Objective: From the entries below, copy every line holding the word "ylabel".

Supplied entries:

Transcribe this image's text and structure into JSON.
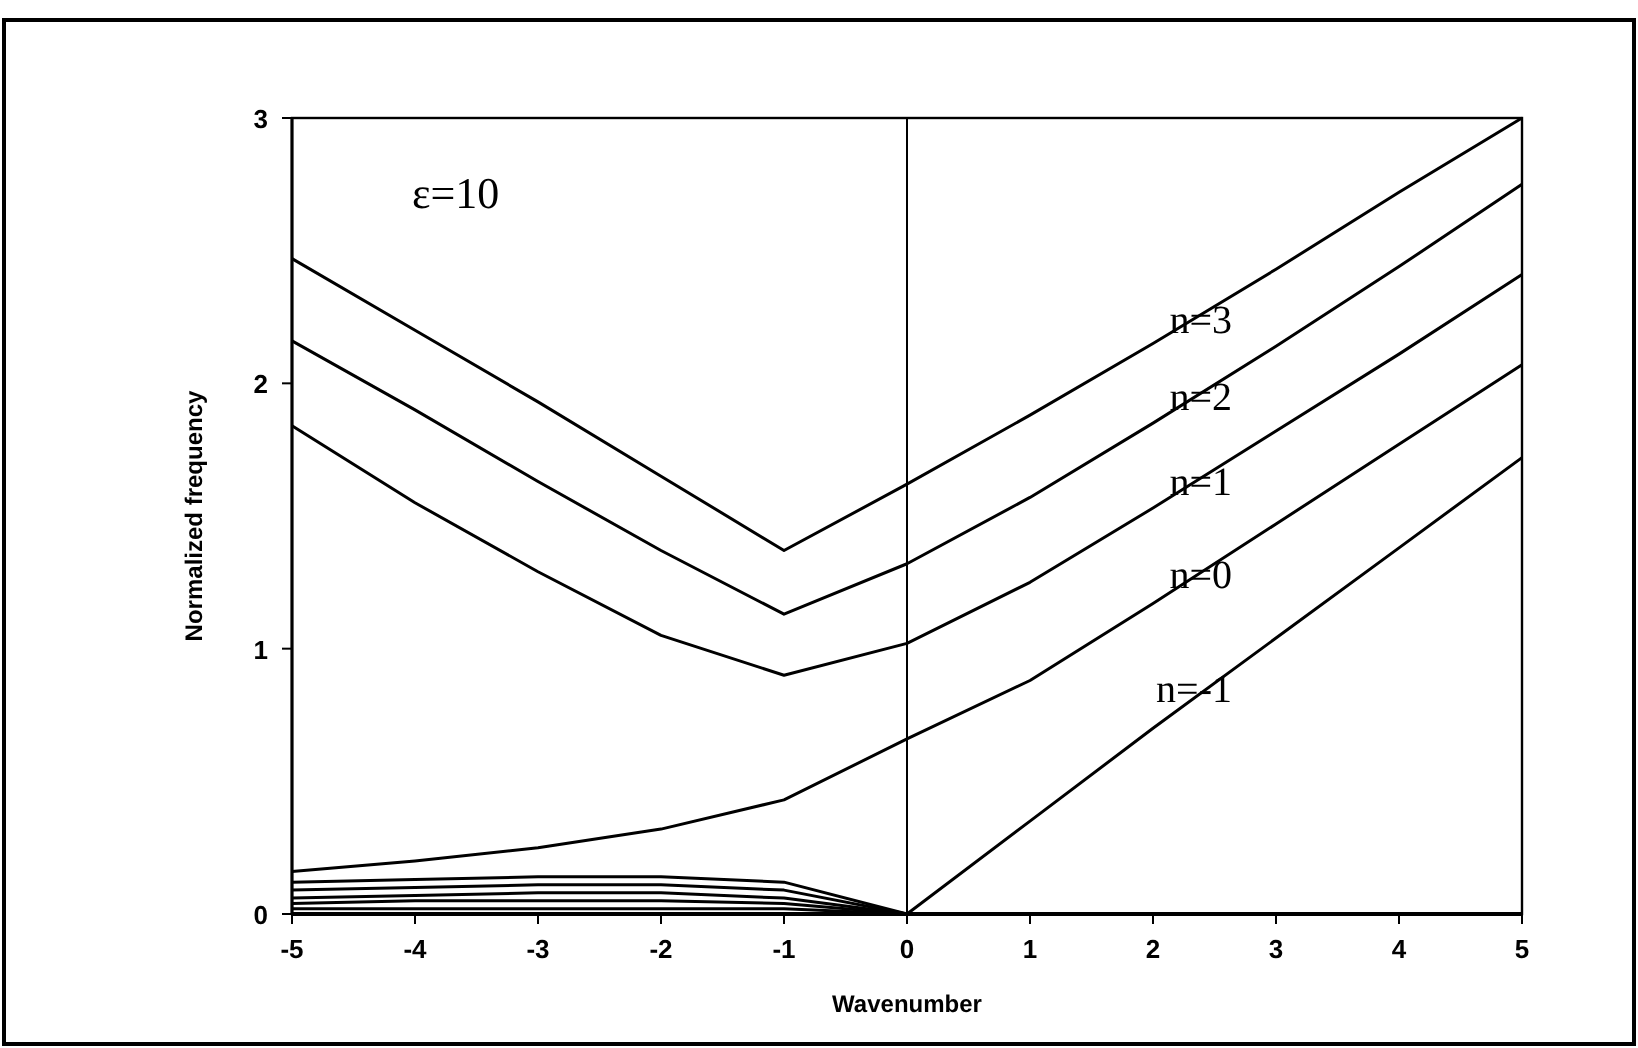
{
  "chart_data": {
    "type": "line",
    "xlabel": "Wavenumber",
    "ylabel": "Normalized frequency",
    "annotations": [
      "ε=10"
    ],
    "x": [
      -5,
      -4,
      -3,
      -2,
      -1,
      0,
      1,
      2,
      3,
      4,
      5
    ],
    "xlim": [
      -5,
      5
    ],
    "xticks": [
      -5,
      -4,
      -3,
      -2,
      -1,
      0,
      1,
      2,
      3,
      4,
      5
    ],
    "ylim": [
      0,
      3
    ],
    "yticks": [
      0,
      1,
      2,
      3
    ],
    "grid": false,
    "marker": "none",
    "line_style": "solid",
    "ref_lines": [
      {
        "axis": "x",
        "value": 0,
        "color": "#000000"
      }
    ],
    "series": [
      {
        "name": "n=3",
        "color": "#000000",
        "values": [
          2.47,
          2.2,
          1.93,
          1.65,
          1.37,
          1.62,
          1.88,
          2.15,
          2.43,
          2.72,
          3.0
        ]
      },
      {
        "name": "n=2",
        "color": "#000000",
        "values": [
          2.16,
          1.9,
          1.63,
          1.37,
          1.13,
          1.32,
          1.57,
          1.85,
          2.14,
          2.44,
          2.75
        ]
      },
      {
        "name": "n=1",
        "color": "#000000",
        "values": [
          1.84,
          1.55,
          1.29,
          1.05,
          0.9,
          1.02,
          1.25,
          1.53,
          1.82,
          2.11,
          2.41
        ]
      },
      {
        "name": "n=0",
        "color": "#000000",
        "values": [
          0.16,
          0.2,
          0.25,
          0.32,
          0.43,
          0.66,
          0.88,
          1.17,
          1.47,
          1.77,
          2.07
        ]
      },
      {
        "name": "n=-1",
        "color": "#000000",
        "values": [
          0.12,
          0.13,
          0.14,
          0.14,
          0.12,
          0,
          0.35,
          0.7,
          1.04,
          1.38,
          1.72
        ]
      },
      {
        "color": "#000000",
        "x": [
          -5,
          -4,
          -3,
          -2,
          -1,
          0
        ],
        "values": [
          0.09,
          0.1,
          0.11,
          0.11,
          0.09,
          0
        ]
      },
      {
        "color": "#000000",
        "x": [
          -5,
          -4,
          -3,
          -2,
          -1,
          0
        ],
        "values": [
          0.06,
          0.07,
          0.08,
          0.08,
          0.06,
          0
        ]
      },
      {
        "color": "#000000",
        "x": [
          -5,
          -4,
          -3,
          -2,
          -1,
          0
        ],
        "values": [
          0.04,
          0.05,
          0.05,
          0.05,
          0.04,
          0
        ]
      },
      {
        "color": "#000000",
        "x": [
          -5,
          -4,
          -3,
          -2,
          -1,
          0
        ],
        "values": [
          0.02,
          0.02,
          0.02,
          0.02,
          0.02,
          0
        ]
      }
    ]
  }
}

...

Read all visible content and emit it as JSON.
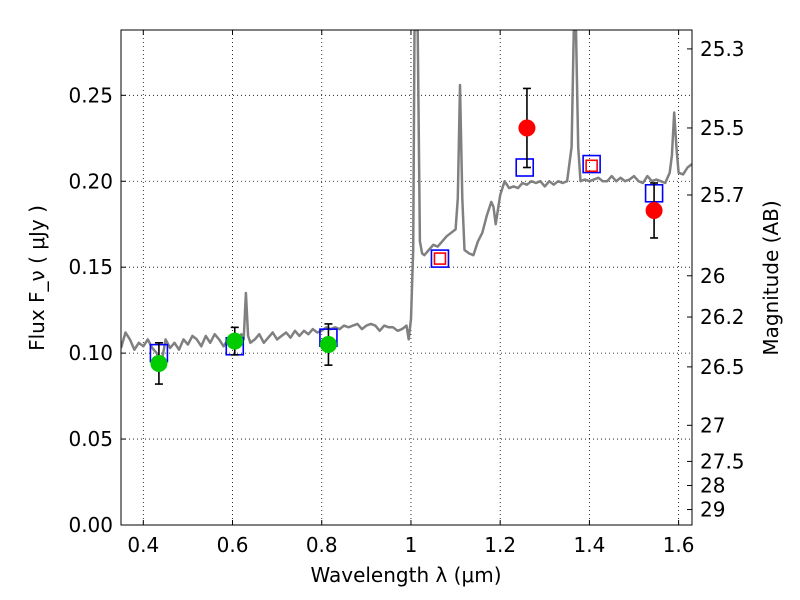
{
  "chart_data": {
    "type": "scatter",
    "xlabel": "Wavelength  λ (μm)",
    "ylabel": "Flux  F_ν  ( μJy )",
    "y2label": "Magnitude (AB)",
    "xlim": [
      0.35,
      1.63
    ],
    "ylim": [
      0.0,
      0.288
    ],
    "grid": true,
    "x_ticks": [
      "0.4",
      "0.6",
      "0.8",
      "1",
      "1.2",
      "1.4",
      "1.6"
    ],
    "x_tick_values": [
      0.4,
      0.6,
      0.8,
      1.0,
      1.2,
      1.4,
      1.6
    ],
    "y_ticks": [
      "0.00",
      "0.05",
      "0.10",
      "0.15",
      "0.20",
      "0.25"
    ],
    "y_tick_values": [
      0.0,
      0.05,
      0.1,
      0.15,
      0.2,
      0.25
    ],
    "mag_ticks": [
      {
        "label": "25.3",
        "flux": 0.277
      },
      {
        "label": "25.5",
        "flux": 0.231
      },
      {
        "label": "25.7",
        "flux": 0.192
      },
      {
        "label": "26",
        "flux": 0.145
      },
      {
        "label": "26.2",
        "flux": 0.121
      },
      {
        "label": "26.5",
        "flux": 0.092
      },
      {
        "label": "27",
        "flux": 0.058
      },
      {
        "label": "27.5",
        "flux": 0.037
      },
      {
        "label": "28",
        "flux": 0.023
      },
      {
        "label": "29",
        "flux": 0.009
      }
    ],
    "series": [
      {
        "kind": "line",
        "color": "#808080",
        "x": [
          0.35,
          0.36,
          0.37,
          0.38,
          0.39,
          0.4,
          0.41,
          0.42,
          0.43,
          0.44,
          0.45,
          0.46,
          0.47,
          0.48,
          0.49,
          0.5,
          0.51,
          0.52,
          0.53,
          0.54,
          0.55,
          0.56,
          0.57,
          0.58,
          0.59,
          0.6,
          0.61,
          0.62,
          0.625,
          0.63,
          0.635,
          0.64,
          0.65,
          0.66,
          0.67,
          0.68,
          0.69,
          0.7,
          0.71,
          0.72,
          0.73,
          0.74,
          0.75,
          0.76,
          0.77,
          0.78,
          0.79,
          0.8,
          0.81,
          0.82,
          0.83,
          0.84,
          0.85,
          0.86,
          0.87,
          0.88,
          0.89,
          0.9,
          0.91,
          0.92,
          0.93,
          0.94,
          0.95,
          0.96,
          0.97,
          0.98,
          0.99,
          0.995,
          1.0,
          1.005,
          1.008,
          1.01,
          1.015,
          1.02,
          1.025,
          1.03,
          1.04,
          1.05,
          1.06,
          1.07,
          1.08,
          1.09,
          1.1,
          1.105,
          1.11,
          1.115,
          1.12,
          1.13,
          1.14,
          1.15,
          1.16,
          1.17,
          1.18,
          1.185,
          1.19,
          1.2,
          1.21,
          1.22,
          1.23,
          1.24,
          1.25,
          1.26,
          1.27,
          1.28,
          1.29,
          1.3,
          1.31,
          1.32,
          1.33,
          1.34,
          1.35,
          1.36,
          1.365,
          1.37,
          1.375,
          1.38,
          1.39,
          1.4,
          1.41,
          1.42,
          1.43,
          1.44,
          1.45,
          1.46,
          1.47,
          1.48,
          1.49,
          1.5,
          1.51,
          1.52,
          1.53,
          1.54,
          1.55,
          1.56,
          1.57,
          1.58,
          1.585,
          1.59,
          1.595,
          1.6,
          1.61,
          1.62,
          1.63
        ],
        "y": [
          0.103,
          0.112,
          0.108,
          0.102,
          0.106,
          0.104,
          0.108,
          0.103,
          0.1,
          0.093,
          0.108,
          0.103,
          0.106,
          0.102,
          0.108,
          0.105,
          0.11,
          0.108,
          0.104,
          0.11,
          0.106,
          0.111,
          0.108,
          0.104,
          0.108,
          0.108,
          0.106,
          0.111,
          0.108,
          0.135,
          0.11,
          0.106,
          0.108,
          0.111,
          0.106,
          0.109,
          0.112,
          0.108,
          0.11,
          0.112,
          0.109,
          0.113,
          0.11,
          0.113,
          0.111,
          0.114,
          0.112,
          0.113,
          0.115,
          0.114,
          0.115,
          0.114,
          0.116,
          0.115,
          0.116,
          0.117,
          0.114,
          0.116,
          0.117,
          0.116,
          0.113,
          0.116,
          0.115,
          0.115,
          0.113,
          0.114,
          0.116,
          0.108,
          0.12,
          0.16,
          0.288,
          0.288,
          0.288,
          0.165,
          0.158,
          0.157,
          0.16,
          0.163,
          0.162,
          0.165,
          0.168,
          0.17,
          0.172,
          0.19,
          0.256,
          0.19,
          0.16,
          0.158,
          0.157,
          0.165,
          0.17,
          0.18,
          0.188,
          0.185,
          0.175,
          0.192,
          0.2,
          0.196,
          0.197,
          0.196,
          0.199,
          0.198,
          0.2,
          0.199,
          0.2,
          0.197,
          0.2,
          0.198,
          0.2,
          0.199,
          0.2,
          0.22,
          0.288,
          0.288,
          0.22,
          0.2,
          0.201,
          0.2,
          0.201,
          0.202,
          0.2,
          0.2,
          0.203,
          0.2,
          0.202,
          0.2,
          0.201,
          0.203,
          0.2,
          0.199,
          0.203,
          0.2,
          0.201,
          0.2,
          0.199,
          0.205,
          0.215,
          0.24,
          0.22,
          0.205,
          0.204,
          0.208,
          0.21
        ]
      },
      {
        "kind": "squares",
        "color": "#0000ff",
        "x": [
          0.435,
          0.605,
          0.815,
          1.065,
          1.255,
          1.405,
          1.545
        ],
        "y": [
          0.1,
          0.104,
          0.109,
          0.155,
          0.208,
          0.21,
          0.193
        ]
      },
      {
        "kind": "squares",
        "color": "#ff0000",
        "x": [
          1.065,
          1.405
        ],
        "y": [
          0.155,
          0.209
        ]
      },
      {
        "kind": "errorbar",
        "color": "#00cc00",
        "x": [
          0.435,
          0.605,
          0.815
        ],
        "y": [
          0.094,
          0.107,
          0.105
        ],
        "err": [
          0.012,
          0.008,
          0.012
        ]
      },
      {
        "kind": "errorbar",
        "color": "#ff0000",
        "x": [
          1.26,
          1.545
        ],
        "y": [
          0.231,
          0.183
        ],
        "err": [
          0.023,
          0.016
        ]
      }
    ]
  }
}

==

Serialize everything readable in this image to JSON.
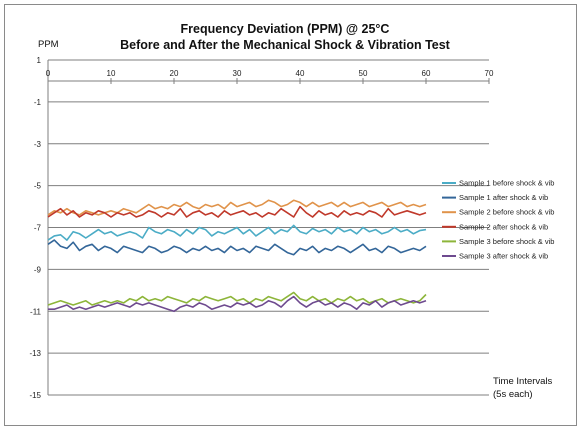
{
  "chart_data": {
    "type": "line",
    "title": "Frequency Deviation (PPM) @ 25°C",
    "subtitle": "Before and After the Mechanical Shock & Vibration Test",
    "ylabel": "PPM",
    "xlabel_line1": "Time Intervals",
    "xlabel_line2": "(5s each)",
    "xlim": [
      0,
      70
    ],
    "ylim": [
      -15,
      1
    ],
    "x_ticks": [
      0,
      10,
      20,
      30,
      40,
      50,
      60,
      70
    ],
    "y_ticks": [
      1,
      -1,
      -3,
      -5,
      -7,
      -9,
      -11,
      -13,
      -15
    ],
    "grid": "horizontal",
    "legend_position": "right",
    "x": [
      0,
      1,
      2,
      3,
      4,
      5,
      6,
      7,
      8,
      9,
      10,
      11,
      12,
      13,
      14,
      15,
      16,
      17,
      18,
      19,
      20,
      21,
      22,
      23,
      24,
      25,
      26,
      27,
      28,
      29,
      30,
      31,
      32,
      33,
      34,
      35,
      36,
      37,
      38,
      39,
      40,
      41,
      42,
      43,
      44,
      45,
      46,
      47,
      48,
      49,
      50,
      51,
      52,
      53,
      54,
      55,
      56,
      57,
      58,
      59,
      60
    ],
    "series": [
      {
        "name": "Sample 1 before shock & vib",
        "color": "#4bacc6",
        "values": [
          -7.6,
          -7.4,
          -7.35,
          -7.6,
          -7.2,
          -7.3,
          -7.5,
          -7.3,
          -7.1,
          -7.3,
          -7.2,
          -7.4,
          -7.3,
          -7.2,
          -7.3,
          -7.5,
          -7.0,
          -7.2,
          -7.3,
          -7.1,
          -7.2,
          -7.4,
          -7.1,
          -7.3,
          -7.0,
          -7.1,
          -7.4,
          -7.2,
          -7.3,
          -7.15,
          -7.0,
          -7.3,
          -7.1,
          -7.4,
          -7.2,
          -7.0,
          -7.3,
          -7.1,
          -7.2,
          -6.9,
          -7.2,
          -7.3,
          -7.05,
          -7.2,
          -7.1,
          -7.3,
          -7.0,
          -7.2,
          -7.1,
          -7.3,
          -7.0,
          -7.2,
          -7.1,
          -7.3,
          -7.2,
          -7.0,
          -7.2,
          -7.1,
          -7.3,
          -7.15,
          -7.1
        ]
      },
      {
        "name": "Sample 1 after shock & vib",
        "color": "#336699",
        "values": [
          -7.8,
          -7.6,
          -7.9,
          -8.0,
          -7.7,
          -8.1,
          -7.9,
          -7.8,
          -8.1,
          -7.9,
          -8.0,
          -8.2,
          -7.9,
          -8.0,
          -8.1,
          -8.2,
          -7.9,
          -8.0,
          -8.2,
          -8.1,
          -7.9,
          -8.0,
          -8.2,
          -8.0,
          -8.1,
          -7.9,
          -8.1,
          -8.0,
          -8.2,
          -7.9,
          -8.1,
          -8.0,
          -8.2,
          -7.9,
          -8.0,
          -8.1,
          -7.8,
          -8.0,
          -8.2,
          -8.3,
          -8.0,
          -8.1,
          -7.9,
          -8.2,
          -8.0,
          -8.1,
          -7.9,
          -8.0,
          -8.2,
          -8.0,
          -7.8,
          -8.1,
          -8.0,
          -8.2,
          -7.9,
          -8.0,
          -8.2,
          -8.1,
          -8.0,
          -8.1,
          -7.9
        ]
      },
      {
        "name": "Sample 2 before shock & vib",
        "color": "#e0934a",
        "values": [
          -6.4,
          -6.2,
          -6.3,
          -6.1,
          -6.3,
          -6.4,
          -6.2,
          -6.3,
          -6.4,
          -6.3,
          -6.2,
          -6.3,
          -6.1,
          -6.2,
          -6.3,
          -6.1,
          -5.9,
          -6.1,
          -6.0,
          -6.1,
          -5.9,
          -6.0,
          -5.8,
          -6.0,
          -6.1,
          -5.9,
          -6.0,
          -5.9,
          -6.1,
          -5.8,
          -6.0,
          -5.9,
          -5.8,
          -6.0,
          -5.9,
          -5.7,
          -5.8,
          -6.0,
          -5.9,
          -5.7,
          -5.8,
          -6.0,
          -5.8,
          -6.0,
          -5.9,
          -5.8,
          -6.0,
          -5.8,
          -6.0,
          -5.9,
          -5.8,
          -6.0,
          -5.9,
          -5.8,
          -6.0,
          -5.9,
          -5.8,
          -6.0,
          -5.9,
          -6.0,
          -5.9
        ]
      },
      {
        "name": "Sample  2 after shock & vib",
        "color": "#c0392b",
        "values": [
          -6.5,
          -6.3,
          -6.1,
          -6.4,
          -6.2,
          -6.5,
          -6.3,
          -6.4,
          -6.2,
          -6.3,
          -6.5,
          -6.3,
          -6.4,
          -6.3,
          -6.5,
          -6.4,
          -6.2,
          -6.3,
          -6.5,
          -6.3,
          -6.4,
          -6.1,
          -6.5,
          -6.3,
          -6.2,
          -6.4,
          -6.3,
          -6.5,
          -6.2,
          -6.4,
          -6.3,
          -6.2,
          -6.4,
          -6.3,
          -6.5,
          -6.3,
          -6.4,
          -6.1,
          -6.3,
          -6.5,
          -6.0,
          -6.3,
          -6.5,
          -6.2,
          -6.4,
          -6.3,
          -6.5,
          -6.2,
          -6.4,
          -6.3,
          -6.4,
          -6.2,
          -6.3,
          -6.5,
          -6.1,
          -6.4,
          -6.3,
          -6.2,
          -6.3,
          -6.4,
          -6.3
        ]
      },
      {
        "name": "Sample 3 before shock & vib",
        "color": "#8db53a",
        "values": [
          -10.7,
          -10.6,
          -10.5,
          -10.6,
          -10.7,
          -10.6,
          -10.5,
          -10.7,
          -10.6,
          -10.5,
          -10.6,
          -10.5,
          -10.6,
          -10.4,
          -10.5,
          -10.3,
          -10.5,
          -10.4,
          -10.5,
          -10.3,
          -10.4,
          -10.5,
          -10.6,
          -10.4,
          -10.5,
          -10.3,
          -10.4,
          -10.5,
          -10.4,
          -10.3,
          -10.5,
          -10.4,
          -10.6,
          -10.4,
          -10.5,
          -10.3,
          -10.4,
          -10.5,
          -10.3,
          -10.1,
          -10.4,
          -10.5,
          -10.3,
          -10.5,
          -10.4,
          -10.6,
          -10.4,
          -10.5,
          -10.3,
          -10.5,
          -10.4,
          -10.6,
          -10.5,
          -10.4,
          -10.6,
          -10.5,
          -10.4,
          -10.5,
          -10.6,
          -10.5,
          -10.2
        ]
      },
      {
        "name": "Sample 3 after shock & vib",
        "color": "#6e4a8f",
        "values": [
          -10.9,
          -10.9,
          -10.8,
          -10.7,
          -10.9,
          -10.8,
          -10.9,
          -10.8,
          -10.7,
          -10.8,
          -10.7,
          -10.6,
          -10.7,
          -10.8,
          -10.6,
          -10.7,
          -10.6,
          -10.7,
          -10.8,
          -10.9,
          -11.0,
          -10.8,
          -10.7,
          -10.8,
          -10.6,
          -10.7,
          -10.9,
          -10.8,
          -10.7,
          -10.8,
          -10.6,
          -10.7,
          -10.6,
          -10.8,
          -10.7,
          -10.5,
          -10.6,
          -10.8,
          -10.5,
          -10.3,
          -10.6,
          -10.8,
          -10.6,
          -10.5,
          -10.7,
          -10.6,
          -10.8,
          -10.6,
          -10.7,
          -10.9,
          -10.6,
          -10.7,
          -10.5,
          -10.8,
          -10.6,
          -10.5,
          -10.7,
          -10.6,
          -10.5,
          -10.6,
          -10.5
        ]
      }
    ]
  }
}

Written answer:
    "ylabel": "Normalized frequency",
    "ylabel": "Flux  F_ν  ( μJy )",
    "ylabel": "PPM",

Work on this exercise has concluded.